Data extract =
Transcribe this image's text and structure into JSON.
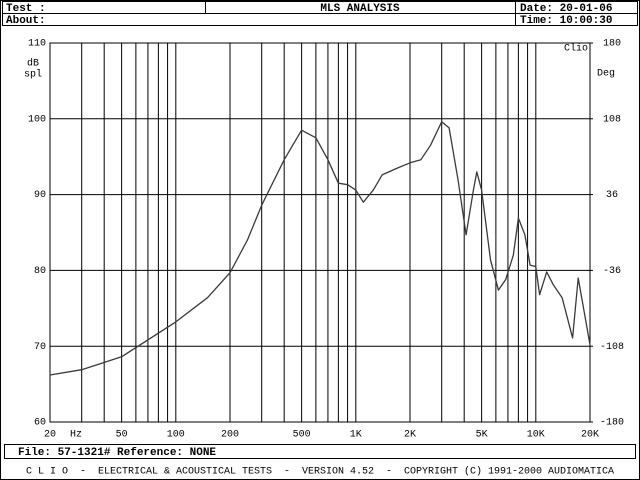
{
  "header": {
    "test": "Test :",
    "about": "About:",
    "title": "MLS ANALYSIS",
    "date": "Date: 20-01-06",
    "time": "Time: 10:00:30"
  },
  "footer": {
    "file": "File: 57-1321# Reference: NONE",
    "credits": "C L I O  -  ELECTRICAL & ACOUSTICAL TESTS  -  VERSION 4.52  -  COPYRIGHT (C) 1991-2000 AUDIOMATICA"
  },
  "chart_data": {
    "type": "line",
    "xscale": "log",
    "grid": true,
    "watermark": "Clio",
    "x_label": "Hz",
    "y_label": [
      "dB",
      "spl"
    ],
    "y2_label": "Deg",
    "xlim": [
      20,
      20000
    ],
    "xticks": [
      20,
      50,
      100,
      200,
      500,
      {
        "value": 1000,
        "label": "1K"
      },
      {
        "value": 2000,
        "label": "2K"
      },
      {
        "value": 5000,
        "label": "5K"
      },
      {
        "value": 10000,
        "label": "10K"
      },
      {
        "value": 20000,
        "label": "20K"
      }
    ],
    "xminor_ticks": [
      30,
      40,
      60,
      70,
      80,
      90,
      300,
      400,
      600,
      700,
      800,
      900,
      3000,
      4000,
      6000,
      7000,
      8000,
      9000
    ],
    "ylim": [
      60,
      110
    ],
    "yticks": [
      60,
      70,
      80,
      90,
      100,
      110
    ],
    "y2lim": [
      -180,
      180
    ],
    "y2ticks": [
      -180,
      -108,
      -36,
      36,
      108,
      180
    ],
    "x": [
      20,
      30,
      50,
      100,
      150,
      200,
      250,
      300,
      400,
      500,
      600,
      700,
      800,
      900,
      1000,
      1100,
      1250,
      1400,
      1700,
      2000,
      2300,
      2600,
      3000,
      3300,
      3700,
      4100,
      4500,
      4700,
      5000,
      5600,
      6200,
      6800,
      7500,
      8000,
      8700,
      9300,
      10000,
      10500,
      11500,
      12500,
      14000,
      16000,
      17200,
      20000
    ],
    "series": [
      {
        "name": "MLS",
        "color": "#3a3a3a",
        "values": [
          66.2,
          66.9,
          68.6,
          73.2,
          76.4,
          79.7,
          84.0,
          88.6,
          94.6,
          98.5,
          97.5,
          94.6,
          91.5,
          91.3,
          90.6,
          89.0,
          90.6,
          92.6,
          93.5,
          94.2,
          94.6,
          96.5,
          99.6,
          98.8,
          91.9,
          84.7,
          90.6,
          93.0,
          90.6,
          81.4,
          77.4,
          78.8,
          82.0,
          86.9,
          84.7,
          80.7,
          80.5,
          76.8,
          79.8,
          78.1,
          76.4,
          71.1,
          79.0,
          70.2
        ]
      }
    ]
  }
}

Work required = Return all of the data exactly as written, and drop the pictures.

Expected answer =
Transcribe this image's text and structure into JSON.
{
  "header": {
    "test": "Test :",
    "about": "About:",
    "title": "MLS ANALYSIS",
    "date": "Date: 20-01-06",
    "time": "Time: 10:00:30"
  },
  "footer": {
    "file": "File: 57-1321# Reference: NONE",
    "credits": "C L I O  -  ELECTRICAL & ACOUSTICAL TESTS  -  VERSION 4.52  -  COPYRIGHT (C) 1991-2000 AUDIOMATICA"
  },
  "chart_data": {
    "type": "line",
    "xscale": "log",
    "grid": true,
    "watermark": "Clio",
    "x_label": "Hz",
    "y_label": [
      "dB",
      "spl"
    ],
    "y2_label": "Deg",
    "xlim": [
      20,
      20000
    ],
    "xticks": [
      20,
      50,
      100,
      200,
      500,
      {
        "value": 1000,
        "label": "1K"
      },
      {
        "value": 2000,
        "label": "2K"
      },
      {
        "value": 5000,
        "label": "5K"
      },
      {
        "value": 10000,
        "label": "10K"
      },
      {
        "value": 20000,
        "label": "20K"
      }
    ],
    "xminor_ticks": [
      30,
      40,
      60,
      70,
      80,
      90,
      300,
      400,
      600,
      700,
      800,
      900,
      3000,
      4000,
      6000,
      7000,
      8000,
      9000
    ],
    "ylim": [
      60,
      110
    ],
    "yticks": [
      60,
      70,
      80,
      90,
      100,
      110
    ],
    "y2lim": [
      -180,
      180
    ],
    "y2ticks": [
      -180,
      -108,
      -36,
      36,
      108,
      180
    ],
    "x": [
      20,
      30,
      50,
      100,
      150,
      200,
      250,
      300,
      400,
      500,
      600,
      700,
      800,
      900,
      1000,
      1100,
      1250,
      1400,
      1700,
      2000,
      2300,
      2600,
      3000,
      3300,
      3700,
      4100,
      4500,
      4700,
      5000,
      5600,
      6200,
      6800,
      7500,
      8000,
      8700,
      9300,
      10000,
      10500,
      11500,
      12500,
      14000,
      16000,
      17200,
      20000
    ],
    "series": [
      {
        "name": "MLS",
        "color": "#3a3a3a",
        "values": [
          66.2,
          66.9,
          68.6,
          73.2,
          76.4,
          79.7,
          84.0,
          88.6,
          94.6,
          98.5,
          97.5,
          94.6,
          91.5,
          91.3,
          90.6,
          89.0,
          90.6,
          92.6,
          93.5,
          94.2,
          94.6,
          96.5,
          99.6,
          98.8,
          91.9,
          84.7,
          90.6,
          93.0,
          90.6,
          81.4,
          77.4,
          78.8,
          82.0,
          86.9,
          84.7,
          80.7,
          80.5,
          76.8,
          79.8,
          78.1,
          76.4,
          71.1,
          79.0,
          70.2
        ]
      }
    ]
  }
}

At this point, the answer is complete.